▶ **Work instructions**
In the records below, find each line with the word "need" and copy it.

▶ **Recorded data**

····················

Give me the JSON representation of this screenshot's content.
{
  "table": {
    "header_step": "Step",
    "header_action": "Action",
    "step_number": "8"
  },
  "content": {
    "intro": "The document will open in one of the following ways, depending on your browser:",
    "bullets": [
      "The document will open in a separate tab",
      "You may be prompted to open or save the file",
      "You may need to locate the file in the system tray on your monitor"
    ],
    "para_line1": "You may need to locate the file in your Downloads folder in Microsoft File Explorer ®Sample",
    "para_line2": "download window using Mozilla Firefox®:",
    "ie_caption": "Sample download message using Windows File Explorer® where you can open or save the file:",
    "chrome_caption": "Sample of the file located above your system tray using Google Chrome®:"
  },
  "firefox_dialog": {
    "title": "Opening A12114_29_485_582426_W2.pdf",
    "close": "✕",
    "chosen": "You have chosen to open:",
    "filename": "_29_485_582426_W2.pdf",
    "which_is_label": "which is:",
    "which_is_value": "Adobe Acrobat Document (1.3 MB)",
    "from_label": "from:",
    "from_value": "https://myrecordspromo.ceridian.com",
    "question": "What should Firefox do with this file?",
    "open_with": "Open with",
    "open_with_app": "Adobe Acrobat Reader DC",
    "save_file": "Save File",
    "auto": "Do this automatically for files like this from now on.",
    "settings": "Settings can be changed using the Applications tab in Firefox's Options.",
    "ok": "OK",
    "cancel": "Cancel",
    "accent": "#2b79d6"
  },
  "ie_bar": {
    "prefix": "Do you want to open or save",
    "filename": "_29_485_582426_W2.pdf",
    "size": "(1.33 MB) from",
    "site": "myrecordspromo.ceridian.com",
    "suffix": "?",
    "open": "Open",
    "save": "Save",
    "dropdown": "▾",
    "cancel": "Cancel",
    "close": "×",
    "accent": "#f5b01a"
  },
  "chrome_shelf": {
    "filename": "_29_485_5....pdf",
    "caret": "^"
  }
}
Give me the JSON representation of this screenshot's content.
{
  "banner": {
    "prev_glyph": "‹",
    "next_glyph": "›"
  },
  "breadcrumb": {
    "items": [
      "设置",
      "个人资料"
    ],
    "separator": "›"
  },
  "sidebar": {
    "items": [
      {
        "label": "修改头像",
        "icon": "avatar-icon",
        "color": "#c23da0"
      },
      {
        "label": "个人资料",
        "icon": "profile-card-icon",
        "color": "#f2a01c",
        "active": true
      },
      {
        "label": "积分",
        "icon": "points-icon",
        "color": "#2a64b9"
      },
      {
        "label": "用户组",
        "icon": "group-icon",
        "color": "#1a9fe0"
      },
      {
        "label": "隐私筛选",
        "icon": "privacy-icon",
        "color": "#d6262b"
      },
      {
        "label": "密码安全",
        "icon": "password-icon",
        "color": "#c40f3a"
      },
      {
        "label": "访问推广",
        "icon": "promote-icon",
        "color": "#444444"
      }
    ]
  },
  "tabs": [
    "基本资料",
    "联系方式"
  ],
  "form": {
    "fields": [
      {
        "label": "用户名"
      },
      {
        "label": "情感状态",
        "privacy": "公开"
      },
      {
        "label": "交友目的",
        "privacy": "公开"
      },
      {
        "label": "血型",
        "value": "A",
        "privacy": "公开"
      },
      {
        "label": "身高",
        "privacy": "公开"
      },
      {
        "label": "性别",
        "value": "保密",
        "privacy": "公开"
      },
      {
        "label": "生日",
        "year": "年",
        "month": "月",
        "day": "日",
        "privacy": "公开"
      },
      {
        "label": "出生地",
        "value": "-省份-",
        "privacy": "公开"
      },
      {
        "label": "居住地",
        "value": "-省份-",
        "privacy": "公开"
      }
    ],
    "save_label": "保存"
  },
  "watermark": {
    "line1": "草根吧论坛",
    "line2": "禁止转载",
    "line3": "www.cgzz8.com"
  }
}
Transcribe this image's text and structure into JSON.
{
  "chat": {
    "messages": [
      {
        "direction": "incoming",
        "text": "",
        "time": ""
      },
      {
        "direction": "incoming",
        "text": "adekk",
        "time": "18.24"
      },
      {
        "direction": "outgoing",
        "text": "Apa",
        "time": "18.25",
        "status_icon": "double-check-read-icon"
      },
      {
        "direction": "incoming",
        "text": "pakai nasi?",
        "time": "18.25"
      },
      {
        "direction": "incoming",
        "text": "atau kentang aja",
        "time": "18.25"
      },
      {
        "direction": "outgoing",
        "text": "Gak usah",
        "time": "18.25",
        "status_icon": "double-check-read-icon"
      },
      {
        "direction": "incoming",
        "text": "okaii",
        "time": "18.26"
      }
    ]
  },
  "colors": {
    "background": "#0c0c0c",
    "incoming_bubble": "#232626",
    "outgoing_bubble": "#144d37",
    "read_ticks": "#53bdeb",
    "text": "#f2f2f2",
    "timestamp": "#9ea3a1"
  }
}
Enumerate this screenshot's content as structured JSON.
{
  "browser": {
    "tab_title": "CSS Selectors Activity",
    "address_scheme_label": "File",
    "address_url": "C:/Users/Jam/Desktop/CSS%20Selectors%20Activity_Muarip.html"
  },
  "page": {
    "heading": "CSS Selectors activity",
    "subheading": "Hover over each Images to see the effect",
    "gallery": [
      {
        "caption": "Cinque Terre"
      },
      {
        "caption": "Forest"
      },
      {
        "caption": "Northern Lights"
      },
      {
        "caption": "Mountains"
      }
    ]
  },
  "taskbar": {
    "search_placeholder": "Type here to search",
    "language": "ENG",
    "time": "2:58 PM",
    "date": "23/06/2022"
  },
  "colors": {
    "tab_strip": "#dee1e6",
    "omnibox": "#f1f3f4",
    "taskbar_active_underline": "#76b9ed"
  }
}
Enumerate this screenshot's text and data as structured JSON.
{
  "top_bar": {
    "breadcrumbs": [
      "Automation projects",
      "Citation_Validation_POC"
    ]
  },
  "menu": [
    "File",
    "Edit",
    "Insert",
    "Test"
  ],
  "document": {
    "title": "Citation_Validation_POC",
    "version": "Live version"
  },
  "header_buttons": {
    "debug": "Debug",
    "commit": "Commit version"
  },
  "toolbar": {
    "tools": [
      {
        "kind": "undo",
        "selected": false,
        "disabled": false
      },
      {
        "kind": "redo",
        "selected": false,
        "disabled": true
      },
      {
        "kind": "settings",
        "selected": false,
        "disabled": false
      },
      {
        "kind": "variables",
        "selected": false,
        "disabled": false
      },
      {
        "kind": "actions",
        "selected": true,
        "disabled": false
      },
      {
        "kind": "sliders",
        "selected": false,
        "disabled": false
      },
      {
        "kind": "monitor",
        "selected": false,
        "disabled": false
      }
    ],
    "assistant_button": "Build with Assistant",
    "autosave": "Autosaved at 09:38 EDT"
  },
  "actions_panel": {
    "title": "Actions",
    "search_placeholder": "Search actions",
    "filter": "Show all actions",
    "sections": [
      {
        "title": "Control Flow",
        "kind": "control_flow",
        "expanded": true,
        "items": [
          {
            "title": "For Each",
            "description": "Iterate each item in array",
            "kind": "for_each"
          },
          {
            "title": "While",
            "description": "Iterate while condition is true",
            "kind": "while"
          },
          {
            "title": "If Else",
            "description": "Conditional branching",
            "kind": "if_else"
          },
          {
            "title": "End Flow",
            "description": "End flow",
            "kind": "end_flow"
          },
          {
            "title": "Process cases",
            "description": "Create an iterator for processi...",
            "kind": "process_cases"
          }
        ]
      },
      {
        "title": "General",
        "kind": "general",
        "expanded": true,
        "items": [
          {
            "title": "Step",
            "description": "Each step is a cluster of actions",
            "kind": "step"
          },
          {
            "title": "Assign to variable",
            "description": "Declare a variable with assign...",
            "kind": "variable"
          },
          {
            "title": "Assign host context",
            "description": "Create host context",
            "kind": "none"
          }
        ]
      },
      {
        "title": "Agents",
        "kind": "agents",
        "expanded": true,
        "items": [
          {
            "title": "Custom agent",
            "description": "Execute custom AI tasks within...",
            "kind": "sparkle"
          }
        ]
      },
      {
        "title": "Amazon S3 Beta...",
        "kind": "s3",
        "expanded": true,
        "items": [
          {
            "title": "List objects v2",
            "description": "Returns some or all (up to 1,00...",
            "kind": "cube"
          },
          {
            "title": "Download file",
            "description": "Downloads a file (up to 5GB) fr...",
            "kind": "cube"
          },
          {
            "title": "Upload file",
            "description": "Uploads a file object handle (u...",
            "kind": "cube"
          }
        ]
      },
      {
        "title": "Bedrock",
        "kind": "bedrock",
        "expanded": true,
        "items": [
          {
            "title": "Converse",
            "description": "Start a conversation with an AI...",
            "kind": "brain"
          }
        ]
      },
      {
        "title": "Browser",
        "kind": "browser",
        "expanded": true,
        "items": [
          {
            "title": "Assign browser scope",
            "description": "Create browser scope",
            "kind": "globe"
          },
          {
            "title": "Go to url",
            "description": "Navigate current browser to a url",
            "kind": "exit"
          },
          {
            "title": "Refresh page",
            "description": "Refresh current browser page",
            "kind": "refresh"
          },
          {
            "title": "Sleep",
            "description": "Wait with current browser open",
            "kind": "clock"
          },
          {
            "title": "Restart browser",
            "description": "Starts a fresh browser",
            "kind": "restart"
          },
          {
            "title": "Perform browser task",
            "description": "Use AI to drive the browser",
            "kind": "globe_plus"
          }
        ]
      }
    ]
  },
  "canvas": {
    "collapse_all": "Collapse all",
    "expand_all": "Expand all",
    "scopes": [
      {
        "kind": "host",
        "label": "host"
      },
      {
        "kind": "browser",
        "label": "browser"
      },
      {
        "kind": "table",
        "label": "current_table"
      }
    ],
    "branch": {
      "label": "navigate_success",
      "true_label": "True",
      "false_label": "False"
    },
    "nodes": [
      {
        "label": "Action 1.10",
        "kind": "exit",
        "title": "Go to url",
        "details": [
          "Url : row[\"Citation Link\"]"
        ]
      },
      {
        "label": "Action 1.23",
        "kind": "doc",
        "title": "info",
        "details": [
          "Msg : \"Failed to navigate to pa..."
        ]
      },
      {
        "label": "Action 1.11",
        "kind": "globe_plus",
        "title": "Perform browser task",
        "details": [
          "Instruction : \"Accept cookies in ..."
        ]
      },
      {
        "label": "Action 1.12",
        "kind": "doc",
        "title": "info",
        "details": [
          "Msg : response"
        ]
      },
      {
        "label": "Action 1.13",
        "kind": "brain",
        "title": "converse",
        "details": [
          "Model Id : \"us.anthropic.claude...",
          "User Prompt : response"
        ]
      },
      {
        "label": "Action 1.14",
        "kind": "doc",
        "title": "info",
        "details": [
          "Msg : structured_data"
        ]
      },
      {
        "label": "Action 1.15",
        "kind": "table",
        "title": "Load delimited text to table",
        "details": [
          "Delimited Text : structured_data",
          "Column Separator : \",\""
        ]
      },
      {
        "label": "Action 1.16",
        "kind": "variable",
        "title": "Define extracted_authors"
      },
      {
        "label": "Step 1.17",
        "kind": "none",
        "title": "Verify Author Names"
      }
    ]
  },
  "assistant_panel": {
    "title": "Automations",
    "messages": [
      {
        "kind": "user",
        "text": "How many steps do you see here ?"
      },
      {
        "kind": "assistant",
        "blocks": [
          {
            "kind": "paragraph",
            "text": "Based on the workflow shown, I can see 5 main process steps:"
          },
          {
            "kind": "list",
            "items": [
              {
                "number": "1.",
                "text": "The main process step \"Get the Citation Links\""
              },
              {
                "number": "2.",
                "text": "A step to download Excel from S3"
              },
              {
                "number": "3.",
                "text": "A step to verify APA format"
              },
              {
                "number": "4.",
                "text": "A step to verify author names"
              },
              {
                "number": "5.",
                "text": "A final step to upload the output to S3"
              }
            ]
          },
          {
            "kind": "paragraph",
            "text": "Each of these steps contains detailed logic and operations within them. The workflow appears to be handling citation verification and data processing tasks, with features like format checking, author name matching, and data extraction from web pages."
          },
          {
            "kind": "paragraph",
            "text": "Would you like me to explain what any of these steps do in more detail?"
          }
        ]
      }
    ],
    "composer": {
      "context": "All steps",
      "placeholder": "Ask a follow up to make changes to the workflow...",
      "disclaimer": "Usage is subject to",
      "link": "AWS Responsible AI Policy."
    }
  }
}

····················

▶ **Answer to this problem**
      "You may need to locate the file in the system tray on your monitor"
    "para_line1": "You may need to locate the file in your Downloads folder in Microsoft File Explorer ®Sample",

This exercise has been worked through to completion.